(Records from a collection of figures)
+++

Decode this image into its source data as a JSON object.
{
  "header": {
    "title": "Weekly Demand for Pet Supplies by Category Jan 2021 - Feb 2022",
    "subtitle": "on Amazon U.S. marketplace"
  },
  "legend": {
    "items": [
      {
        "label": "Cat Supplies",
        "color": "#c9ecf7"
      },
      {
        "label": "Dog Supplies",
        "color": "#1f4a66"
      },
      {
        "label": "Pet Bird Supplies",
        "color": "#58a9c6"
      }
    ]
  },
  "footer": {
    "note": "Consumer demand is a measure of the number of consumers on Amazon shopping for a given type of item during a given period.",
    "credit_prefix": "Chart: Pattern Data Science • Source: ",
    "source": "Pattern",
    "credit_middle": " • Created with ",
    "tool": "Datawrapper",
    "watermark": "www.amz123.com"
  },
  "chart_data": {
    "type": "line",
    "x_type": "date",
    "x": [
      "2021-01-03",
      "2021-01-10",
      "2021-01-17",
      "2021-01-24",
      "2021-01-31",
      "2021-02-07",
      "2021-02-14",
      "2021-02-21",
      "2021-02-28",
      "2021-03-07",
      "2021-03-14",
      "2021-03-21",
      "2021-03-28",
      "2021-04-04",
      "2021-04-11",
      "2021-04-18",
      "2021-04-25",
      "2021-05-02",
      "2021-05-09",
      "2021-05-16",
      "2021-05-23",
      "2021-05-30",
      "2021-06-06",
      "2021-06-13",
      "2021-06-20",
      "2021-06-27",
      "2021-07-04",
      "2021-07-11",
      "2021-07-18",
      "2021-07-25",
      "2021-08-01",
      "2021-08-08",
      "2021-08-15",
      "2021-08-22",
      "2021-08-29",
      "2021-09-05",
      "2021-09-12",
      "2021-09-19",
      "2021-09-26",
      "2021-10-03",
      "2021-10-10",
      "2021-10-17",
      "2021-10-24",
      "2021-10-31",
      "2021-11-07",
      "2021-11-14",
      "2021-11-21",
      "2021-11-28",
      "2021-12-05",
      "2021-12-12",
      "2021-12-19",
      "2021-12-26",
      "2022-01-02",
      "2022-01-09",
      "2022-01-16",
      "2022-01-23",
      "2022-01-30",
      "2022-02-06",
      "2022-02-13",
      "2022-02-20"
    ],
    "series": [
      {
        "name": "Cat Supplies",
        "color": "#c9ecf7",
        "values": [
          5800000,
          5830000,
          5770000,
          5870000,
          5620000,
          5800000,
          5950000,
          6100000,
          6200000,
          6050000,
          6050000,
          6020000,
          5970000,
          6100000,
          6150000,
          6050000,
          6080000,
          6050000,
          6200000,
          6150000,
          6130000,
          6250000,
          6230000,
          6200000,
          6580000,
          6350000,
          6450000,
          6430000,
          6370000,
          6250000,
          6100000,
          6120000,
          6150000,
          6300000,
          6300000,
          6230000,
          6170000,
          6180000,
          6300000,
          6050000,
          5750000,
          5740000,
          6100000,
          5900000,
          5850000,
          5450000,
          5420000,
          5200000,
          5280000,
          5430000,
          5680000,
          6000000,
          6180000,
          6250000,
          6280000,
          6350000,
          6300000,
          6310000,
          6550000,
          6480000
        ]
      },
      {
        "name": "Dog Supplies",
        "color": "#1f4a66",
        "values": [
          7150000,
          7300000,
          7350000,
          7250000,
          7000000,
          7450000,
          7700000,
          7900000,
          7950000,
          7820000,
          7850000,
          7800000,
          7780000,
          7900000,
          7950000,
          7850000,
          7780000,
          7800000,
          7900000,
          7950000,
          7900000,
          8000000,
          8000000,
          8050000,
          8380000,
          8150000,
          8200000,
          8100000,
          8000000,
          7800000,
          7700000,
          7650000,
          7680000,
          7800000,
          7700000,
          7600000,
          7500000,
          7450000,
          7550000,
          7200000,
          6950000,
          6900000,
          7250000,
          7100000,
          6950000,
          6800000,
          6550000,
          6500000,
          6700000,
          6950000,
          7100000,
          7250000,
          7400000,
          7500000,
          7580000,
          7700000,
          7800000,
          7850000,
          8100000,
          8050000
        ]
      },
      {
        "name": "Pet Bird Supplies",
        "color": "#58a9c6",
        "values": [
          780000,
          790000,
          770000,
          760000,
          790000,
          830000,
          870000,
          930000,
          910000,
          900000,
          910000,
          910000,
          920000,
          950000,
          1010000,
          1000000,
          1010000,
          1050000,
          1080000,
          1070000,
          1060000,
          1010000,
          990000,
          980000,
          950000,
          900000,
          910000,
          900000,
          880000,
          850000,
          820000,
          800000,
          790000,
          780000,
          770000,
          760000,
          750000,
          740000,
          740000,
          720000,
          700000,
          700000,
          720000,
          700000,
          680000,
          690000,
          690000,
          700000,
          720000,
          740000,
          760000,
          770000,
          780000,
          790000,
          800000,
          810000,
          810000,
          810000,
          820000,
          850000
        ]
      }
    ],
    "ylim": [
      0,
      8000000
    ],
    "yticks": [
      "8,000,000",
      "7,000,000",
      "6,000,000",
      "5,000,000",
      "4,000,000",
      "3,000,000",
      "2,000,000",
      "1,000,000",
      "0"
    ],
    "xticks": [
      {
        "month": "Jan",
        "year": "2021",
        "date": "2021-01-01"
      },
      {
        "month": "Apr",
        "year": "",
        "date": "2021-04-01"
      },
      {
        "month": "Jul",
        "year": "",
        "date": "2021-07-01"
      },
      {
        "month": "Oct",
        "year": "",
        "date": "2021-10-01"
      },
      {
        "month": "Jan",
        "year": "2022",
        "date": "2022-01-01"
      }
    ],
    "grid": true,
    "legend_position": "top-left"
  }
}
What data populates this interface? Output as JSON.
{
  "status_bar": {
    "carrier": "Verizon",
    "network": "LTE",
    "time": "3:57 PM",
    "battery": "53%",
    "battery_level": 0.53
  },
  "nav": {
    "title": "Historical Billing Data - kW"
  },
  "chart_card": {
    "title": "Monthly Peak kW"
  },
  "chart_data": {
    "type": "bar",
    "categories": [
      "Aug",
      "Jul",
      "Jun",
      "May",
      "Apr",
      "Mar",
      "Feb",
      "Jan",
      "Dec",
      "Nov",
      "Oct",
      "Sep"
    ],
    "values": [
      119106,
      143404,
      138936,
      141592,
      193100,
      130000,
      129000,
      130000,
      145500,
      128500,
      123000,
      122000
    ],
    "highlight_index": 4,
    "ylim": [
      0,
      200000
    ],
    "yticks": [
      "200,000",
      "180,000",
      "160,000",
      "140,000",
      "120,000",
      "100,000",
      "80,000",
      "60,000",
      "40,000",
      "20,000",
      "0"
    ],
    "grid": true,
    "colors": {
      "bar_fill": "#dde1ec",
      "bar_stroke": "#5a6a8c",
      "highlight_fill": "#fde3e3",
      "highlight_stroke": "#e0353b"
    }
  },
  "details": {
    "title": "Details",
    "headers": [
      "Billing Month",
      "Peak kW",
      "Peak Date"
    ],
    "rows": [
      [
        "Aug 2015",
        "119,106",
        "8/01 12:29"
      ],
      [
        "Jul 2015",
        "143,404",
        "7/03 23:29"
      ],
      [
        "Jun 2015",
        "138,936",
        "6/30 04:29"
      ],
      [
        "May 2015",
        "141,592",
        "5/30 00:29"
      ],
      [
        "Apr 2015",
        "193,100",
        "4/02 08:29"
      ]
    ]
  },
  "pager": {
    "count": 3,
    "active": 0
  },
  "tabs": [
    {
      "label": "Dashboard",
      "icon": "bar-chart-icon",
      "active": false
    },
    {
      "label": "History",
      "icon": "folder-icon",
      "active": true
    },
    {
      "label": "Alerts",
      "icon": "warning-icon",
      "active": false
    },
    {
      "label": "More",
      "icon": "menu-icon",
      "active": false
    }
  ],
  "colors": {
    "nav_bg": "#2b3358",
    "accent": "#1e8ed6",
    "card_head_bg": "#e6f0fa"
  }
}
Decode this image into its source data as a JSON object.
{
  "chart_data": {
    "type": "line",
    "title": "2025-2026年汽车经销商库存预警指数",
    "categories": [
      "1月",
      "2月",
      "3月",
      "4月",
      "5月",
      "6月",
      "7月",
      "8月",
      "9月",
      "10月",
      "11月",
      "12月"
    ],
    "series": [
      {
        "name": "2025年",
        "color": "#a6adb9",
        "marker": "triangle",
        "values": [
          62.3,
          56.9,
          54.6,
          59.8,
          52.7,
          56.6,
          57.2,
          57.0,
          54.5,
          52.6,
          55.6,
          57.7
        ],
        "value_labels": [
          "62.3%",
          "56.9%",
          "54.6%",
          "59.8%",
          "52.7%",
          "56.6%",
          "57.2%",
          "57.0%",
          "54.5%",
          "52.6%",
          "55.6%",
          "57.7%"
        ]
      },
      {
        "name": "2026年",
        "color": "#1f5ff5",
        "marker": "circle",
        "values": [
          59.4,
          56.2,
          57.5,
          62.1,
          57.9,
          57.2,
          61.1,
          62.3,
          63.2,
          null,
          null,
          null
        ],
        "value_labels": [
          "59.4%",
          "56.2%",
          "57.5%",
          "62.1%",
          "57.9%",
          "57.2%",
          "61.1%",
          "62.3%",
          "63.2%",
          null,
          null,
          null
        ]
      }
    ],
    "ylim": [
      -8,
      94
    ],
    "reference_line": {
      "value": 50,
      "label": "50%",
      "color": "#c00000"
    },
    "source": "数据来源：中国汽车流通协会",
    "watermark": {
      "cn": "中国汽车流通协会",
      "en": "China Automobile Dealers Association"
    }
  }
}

+++

Written request
Copy each line of the data above that holds "watermark".

Response to the exercise
    "watermark": "www.amz123.com"
    "watermark": {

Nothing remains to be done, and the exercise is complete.